(INSTRUCTIONS TO FOLLOW)
Drop the pictures, then extract the listing word for word.

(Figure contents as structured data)
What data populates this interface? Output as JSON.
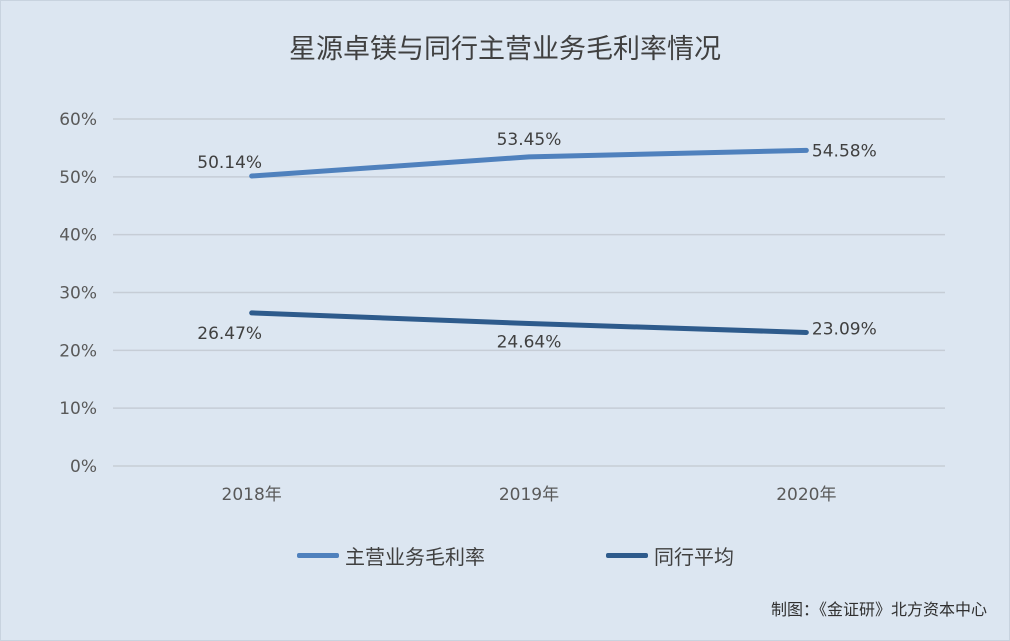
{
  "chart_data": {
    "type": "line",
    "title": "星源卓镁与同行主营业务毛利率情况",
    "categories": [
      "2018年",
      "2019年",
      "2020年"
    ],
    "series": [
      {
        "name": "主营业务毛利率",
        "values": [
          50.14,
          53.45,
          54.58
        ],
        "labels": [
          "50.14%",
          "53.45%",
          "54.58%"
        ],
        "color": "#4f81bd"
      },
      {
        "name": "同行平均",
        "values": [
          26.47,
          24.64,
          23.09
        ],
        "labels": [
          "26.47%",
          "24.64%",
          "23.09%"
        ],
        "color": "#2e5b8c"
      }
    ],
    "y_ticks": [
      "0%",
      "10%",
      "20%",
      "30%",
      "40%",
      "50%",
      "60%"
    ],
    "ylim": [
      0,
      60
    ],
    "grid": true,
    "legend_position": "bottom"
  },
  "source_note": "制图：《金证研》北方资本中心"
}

(OUTPUT OF THE EXERCISE)
What data populates this interface? Output as JSON.
{
  "chart_data": {
    "type": "line",
    "title": "星源卓镁与同行主营业务毛利率情况",
    "categories": [
      "2018年",
      "2019年",
      "2020年"
    ],
    "series": [
      {
        "name": "主营业务毛利率",
        "values": [
          50.14,
          53.45,
          54.58
        ],
        "labels": [
          "50.14%",
          "53.45%",
          "54.58%"
        ],
        "color": "#4f81bd"
      },
      {
        "name": "同行平均",
        "values": [
          26.47,
          24.64,
          23.09
        ],
        "labels": [
          "26.47%",
          "24.64%",
          "23.09%"
        ],
        "color": "#2e5b8c"
      }
    ],
    "y_ticks": [
      "0%",
      "10%",
      "20%",
      "30%",
      "40%",
      "50%",
      "60%"
    ],
    "ylim": [
      0,
      60
    ],
    "grid": true,
    "legend_position": "bottom"
  },
  "source_note": "制图：《金证研》北方资本中心"
}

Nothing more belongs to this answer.